* START EXERCISE DATA *

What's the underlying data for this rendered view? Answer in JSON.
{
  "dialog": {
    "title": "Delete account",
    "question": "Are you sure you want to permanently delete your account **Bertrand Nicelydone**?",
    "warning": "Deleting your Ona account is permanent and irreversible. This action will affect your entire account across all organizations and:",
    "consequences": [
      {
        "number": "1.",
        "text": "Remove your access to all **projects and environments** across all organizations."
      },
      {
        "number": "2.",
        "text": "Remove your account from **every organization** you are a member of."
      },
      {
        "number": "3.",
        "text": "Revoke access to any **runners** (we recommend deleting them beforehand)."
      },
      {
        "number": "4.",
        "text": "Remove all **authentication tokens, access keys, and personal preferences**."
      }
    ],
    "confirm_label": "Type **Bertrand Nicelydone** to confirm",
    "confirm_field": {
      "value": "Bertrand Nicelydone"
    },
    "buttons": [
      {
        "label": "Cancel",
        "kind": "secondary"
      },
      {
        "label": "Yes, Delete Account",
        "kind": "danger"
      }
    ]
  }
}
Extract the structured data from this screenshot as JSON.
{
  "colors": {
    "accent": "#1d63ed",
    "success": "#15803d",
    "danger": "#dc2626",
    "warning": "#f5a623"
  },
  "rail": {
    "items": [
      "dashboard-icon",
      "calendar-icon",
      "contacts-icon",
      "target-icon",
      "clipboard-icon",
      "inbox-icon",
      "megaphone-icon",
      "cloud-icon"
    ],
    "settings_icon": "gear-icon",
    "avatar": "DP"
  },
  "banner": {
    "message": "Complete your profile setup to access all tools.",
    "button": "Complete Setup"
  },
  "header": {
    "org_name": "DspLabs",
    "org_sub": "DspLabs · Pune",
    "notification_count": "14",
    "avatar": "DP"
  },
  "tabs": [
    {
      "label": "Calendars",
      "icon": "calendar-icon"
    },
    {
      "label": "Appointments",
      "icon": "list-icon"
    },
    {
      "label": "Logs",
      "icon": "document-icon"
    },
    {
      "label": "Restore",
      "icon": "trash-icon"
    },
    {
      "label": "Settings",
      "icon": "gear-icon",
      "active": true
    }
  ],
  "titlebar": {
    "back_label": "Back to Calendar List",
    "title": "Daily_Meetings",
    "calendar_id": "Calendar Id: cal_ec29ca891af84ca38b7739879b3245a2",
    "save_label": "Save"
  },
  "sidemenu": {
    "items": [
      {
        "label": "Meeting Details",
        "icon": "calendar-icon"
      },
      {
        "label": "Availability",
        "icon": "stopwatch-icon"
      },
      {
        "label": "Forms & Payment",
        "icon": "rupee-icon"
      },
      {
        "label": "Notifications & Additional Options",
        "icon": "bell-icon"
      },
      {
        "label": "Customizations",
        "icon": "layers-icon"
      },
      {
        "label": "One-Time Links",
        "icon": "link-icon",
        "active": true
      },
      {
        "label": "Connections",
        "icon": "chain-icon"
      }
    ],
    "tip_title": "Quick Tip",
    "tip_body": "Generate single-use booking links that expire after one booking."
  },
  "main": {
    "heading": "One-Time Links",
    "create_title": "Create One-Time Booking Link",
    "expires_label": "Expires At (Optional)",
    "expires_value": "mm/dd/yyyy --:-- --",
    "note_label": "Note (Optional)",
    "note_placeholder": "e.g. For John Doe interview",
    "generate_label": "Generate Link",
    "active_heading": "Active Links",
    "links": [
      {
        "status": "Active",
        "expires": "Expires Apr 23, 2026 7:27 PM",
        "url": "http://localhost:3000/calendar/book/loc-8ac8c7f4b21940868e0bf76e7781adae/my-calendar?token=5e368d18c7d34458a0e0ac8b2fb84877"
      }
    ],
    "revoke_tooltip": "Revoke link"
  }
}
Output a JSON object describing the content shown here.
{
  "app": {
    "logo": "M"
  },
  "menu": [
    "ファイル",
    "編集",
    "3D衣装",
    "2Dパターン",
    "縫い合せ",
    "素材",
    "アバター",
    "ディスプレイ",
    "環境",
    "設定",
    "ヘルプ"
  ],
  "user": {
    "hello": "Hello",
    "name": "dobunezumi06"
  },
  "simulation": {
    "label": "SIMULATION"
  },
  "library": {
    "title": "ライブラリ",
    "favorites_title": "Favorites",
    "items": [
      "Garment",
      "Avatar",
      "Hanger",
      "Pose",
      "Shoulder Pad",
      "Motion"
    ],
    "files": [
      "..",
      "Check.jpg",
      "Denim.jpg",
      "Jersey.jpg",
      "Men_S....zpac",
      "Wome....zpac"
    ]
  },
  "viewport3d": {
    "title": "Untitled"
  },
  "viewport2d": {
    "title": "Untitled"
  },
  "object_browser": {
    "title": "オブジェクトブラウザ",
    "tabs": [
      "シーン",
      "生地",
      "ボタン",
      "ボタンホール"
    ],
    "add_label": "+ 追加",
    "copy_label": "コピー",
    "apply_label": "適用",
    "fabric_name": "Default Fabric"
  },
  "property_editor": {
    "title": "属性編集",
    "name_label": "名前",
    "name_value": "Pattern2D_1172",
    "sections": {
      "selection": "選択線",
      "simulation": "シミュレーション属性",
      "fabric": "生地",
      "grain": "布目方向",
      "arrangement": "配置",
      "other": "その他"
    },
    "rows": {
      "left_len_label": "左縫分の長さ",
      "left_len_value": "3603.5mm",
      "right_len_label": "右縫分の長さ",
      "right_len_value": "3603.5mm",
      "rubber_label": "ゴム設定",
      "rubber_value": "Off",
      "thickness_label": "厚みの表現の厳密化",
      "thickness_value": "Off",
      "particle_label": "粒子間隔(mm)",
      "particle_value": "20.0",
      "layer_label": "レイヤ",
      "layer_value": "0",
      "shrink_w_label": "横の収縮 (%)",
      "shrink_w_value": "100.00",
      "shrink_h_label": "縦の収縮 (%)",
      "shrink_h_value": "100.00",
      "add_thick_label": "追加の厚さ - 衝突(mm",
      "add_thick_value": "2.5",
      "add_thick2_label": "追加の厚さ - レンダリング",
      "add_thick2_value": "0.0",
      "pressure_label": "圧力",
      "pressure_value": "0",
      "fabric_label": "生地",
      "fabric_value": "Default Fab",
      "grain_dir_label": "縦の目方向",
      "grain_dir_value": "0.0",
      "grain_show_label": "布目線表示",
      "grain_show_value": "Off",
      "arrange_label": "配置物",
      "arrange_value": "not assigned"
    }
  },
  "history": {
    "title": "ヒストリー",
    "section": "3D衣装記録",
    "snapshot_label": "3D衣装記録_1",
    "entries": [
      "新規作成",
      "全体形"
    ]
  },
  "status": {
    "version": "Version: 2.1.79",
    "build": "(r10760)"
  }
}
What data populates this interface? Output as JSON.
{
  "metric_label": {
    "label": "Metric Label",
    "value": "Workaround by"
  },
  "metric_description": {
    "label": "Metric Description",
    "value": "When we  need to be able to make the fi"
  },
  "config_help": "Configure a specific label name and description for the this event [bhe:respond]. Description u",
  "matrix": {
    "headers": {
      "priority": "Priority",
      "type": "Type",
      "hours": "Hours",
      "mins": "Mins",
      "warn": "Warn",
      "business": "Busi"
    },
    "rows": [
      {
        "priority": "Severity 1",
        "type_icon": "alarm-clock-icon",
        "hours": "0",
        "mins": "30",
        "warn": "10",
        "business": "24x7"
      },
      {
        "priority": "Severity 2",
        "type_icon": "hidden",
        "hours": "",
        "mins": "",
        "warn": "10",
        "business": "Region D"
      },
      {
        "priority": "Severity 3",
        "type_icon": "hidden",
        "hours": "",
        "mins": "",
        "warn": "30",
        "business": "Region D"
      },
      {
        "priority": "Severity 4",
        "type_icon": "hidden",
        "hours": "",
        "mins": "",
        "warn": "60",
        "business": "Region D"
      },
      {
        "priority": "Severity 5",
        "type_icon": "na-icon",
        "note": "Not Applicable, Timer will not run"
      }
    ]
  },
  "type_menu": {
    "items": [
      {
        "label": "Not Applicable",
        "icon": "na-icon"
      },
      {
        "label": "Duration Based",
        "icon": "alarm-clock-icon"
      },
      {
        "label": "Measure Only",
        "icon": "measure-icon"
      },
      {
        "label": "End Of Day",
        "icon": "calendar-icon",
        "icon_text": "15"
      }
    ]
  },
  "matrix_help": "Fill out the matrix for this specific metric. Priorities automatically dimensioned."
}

* END EXERCISE DATA *

__WHAT TO WORK ON__: Identify which lines contain the word "追加の厚さ" and copy each one.

__RESULT__:
      "add_thick_label": "追加の厚さ - 衝突(mm",
      "add_thick2_label": "追加の厚さ - レンダリング",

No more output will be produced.